-- Start MATERIALS PROVIDED --
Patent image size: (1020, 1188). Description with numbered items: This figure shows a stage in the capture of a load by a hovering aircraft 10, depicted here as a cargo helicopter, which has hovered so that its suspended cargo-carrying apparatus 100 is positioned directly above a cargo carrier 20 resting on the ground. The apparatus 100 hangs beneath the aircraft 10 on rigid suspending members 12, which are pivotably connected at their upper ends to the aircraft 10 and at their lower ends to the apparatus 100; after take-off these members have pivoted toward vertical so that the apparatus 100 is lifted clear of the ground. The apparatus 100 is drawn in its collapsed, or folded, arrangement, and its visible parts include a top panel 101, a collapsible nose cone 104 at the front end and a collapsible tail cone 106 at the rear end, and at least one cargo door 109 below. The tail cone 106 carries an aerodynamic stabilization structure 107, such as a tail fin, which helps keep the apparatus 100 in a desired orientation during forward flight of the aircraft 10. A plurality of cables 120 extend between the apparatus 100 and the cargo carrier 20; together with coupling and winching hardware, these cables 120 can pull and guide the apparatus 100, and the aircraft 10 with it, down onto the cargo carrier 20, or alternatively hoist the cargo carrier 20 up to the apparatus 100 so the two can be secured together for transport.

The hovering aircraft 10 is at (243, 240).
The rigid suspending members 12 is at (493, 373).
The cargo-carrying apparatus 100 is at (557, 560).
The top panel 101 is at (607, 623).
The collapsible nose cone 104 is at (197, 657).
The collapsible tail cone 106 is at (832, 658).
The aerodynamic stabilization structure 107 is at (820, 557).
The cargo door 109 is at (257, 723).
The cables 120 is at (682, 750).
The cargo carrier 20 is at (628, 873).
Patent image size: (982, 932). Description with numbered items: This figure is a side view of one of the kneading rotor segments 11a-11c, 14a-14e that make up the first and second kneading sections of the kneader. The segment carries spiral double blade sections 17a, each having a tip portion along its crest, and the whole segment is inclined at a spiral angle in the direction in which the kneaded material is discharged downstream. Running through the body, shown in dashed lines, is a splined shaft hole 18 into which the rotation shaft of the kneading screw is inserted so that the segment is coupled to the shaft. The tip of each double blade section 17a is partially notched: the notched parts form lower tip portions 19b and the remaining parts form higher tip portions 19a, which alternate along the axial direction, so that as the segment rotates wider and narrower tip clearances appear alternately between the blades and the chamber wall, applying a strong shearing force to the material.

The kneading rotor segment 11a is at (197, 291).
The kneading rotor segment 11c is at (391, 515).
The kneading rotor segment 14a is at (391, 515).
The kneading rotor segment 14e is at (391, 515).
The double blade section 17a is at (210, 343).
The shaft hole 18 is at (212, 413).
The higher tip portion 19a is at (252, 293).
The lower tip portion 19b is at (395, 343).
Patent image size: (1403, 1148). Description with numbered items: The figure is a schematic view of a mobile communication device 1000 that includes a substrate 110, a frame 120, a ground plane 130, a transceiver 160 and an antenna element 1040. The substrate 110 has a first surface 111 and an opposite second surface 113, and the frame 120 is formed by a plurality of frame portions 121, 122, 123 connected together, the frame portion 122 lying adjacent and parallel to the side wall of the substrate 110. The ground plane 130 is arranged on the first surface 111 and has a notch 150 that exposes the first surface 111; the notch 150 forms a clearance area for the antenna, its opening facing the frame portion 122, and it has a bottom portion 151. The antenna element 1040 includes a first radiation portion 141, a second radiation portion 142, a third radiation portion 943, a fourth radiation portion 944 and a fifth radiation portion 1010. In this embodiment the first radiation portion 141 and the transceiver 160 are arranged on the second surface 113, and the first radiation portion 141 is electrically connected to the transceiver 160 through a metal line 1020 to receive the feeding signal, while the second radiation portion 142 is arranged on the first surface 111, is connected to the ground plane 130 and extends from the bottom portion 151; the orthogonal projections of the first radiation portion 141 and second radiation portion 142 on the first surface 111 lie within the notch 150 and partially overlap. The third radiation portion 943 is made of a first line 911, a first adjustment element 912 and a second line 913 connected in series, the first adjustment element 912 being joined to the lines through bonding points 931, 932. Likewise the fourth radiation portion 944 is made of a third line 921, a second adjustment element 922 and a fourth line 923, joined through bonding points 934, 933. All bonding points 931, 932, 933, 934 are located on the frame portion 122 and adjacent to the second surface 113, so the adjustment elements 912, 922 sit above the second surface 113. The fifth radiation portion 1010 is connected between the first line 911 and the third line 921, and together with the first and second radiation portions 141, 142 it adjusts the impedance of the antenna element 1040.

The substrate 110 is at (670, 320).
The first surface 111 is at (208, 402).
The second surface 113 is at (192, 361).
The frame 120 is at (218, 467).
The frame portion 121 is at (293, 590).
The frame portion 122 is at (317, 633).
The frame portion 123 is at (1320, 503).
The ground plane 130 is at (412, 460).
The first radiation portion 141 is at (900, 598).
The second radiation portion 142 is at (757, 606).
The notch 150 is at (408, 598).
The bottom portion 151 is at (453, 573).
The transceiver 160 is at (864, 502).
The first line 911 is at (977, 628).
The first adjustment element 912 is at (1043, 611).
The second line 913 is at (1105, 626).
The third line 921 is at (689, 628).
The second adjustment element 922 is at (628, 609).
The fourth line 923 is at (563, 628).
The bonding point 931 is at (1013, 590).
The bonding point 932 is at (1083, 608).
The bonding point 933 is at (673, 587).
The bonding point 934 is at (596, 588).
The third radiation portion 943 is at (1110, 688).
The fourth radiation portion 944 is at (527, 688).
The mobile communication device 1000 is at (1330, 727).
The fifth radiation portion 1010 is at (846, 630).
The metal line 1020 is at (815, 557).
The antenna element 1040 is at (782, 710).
-- End MATERIALS PROVIDED --
§ TASK STATEMENT:
Reproduce the material in full, substituting "Summary" for every occurrence of "Description" and leaving all other text unchanged.

§ THE COMPLETED TASK:
Patent image size: (1020, 1188). Summary with numbered items: This figure shows a stage in the capture of a load by a hovering aircraft 10, depicted here as a cargo helicopter, which has hovered so that its suspended cargo-carrying apparatus 100 is positioned directly above a cargo carrier 20 resting on the ground. The apparatus 100 hangs beneath the aircraft 10 on rigid suspending members 12, which are pivotably connected at their upper ends to the aircraft 10 and at their lower ends to the apparatus 100; after take-off these members have pivoted toward vertical so that the apparatus 100 is lifted clear of the ground. The apparatus 100 is drawn in its collapsed, or folded, arrangement, and its visible parts include a top panel 101, a collapsible nose cone 104 at the front end and a collapsible tail cone 106 at the rear end, and at least one cargo door 109 below. The tail cone 106 carries an aerodynamic stabilization structure 107, such as a tail fin, which helps keep the apparatus 100 in a desired orientation during forward flight of the aircraft 10. A plurality of cables 120 extend between the apparatus 100 and the cargo carrier 20; together with coupling and winching hardware, these cables 120 can pull and guide the apparatus 100, and the aircraft 10 with it, down onto the cargo carrier 20, or alternatively hoist the cargo carrier 20 up to the apparatus 100 so the two can be secured together for transport.

The hovering aircraft 10 is at (243, 240).
The rigid suspending members 12 is at (493, 373).
The cargo-carrying apparatus 100 is at (557, 560).
The top panel 101 is at (607, 623).
The collapsible nose cone 104 is at (197, 657).
The collapsible tail cone 106 is at (832, 658).
The aerodynamic stabilization structure 107 is at (820, 557).
The cargo door 109 is at (257, 723).
The cables 120 is at (682, 750).
The cargo carrier 20 is at (628, 873).
Patent image size: (982, 932). Summary with numbered items: This figure is a side view of one of the kneading rotor segments 11a-11c, 14a-14e that make up the first and second kneading sections of the kneader. The segment carries spiral double blade sections 17a, each having a tip portion along its crest, and the whole segment is inclined at a spiral angle in the direction in which the kneaded material is discharged downstream. Running through the body, shown in dashed lines, is a splined shaft hole 18 into which the rotation shaft of the kneading screw is inserted so that the segment is coupled to the shaft. The tip of each double blade section 17a is partially notched: the notched parts form lower tip portions 19b and the remaining parts form higher tip portions 19a, which alternate along the axial direction, so that as the segment rotates wider and narrower tip clearances appear alternately between the blades and the chamber wall, applying a strong shearing force to the material.

The kneading rotor segment 11a is at (197, 291).
The kneading rotor segment 11c is at (391, 515).
The kneading rotor segment 14a is at (391, 515).
The kneading rotor segment 14e is at (391, 515).
The double blade section 17a is at (210, 343).
The shaft hole 18 is at (212, 413).
The higher tip portion 19a is at (252, 293).
The lower tip portion 19b is at (395, 343).
Patent image size: (1403, 1148). Summary with numbered items: The figure is a schematic view of a mobile communication device 1000 that includes a substrate 110, a frame 120, a ground plane 130, a transceiver 160 and an antenna element 1040. The substrate 110 has a first surface 111 and an opposite second surface 113, and the frame 120 is formed by a plurality of frame portions 121, 122, 123 connected together, the frame portion 122 lying adjacent and parallel to the side wall of the substrate 110. The ground plane 130 is arranged on the first surface 111 and has a notch 150 that exposes the first surface 111; the notch 150 forms a clearance area for the antenna, its opening facing the frame portion 122, and it has a bottom portion 151. The antenna element 1040 includes a first radiation portion 141, a second radiation portion 142, a third radiation portion 943, a fourth radiation portion 944 and a fifth radiation portion 1010. In this embodiment the first radiation portion 141 and the transceiver 160 are arranged on the second surface 113, and the first radiation portion 141 is electrically connected to the transceiver 160 through a metal line 1020 to receive the feeding signal, while the second radiation portion 142 is arranged on the first surface 111, is connected to the ground plane 130 and extends from the bottom portion 151; the orthogonal projections of the first radiation portion 141 and second radiation portion 142 on the first surface 111 lie within the notch 150 and partially overlap. The third radiation portion 943 is made of a first line 911, a first adjustment element 912 and a second line 913 connected in series, the first adjustment element 912 being joined to the lines through bonding points 931, 932. Likewise the fourth radiation portion 944 is made of a third line 921, a second adjustment element 922 and a fourth line 923, joined through bonding points 934, 933. All bonding points 931, 932, 933, 934 are located on the frame portion 122 and adjacent to the second surface 113, so the adjustment elements 912, 922 sit above the second surface 113. The fifth radiation portion 1010 is connected between the first line 911 and the third line 921, and together with the first and second radiation portions 141, 142 it adjusts the impedance of the antenna element 1040.

The substrate 110 is at (670, 320).
The first surface 111 is at (208, 402).
The second surface 113 is at (192, 361).
The frame 120 is at (218, 467).
The frame portion 121 is at (293, 590).
The frame portion 122 is at (317, 633).
The frame portion 123 is at (1320, 503).
The ground plane 130 is at (412, 460).
The first radiation portion 141 is at (900, 598).
The second radiation portion 142 is at (757, 606).
The notch 150 is at (408, 598).
The bottom portion 151 is at (453, 573).
The transceiver 160 is at (864, 502).
The first line 911 is at (977, 628).
The first adjustment element 912 is at (1043, 611).
The second line 913 is at (1105, 626).
The third line 921 is at (689, 628).
The second adjustment element 922 is at (628, 609).
The fourth line 923 is at (563, 628).
The bonding point 931 is at (1013, 590).
The bonding point 932 is at (1083, 608).
The bonding point 933 is at (673, 587).
The bonding point 934 is at (596, 588).
The third radiation portion 943 is at (1110, 688).
The fourth radiation portion 944 is at (527, 688).
The mobile communication device 1000 is at (1330, 727).
The fifth radiation portion 1010 is at (846, 630).
The metal line 1020 is at (815, 557).
The antenna element 1040 is at (782, 710).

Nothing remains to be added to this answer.